- PROBLEM DETAILS: Extract every line that contains the word "gedacht".

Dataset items
╭──
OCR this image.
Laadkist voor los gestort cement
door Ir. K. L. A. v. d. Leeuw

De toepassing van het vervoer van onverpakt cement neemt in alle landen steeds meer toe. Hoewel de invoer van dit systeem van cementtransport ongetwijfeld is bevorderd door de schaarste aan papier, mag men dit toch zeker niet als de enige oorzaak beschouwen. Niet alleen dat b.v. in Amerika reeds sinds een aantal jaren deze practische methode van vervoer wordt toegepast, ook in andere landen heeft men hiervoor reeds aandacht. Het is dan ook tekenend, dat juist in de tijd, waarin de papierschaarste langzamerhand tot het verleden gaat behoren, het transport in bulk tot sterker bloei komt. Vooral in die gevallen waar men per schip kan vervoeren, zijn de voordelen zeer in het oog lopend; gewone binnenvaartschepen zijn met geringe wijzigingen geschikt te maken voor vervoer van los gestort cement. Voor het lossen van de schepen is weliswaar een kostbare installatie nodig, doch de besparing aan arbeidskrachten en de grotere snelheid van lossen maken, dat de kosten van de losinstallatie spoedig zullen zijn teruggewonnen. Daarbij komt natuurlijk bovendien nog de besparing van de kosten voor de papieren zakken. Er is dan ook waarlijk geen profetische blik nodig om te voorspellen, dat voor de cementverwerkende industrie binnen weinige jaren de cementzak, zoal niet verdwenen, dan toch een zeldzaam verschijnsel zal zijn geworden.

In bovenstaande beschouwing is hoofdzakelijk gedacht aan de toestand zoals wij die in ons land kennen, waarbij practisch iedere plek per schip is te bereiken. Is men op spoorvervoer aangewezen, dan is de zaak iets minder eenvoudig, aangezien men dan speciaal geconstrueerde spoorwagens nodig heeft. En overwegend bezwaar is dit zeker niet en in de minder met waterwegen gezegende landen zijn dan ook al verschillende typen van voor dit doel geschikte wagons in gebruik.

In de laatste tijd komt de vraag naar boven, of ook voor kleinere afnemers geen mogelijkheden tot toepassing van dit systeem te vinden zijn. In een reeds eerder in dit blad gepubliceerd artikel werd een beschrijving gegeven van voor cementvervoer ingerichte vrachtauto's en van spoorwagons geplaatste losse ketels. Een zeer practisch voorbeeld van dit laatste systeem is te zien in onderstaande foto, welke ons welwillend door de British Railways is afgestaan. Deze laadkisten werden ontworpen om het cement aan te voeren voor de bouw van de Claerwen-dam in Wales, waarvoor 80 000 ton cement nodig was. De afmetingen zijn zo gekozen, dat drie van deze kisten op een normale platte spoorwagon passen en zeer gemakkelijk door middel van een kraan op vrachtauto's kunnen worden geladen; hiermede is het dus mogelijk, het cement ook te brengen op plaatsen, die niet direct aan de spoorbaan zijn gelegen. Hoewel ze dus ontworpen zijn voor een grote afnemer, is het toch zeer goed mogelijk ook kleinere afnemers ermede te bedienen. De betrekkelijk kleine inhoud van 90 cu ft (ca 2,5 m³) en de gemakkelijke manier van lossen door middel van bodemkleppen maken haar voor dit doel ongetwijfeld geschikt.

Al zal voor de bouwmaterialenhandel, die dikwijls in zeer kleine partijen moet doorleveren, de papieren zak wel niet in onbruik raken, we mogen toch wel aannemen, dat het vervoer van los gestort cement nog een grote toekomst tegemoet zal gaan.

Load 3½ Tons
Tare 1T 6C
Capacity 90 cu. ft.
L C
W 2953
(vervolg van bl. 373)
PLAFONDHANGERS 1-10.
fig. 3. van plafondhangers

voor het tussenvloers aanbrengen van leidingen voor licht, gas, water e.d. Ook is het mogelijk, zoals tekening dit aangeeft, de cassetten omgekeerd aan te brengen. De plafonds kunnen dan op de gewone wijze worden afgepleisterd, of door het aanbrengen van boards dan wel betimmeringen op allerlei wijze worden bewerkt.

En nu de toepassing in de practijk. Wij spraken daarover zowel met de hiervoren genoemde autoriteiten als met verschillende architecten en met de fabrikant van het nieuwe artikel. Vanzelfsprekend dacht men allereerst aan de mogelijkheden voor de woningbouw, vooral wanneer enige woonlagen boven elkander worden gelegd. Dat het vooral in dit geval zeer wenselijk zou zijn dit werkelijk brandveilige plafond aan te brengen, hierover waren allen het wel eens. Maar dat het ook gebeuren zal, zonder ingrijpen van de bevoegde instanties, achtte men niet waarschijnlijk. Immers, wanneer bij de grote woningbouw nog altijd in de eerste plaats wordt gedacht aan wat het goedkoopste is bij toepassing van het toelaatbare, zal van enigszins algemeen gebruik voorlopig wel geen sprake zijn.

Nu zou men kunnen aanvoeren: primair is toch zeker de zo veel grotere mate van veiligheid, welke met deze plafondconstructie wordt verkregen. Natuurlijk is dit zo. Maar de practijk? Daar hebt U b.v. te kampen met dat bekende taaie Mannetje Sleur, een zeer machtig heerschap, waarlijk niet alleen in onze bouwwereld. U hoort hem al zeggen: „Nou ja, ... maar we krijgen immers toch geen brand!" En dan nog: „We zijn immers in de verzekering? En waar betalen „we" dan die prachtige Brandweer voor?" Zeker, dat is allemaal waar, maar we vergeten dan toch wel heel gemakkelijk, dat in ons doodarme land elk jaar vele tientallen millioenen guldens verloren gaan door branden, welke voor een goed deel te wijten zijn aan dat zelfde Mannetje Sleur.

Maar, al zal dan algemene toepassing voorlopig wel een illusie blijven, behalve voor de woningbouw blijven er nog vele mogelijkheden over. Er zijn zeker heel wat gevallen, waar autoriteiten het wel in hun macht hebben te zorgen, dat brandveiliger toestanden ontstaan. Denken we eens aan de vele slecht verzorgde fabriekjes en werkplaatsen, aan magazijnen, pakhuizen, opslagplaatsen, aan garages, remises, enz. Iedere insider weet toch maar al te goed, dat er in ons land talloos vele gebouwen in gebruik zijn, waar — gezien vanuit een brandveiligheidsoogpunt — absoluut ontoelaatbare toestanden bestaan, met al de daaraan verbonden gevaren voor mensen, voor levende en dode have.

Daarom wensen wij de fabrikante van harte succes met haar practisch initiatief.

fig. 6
╰──
- THE REPLY:
In bovenstaande beschouwing is hoofdzakelijk gedacht aan de toestand zoals wij die in ons land kennen, waarbij practisch iedere plek per schip is te bereiken. Is men op spoorvervoer aangewezen, dan is de zaak iets minder eenvoudig, aangezien men dan speciaal geconstrueerde spoorwagens nodig heeft. En overwegend bezwaar is dit zeker niet en in de minder met waterwegen gezegende landen zijn dan ook al verschillende typen van voor dit doel geschikte wagons in gebruik.
En nu de toepassing in de practijk. Wij spraken daarover zowel met de hiervoren genoemde autoriteiten als met verschillende architecten en met de fabrikant van het nieuwe artikel. Vanzelfsprekend dacht men allereerst aan de mogelijkheden voor de woningbouw, vooral wanneer enige woonlagen boven elkander worden gelegd. Dat het vooral in dit geval zeer wenselijk zou zijn dit werkelijk brandveilige plafond aan te brengen, hierover waren allen het wel eens. Maar dat het ook gebeuren zal, zonder ingrijpen van de bevoegde instanties, achtte men niet waarschijnlijk. Immers, wanneer bij de grote woningbouw nog altijd in de eerste plaats wordt gedacht aan wat het goedkoopste is bij toepassing van het toelaatbare, zal van enigszins algemeen gebruik voorlopig wel geen sprake zijn.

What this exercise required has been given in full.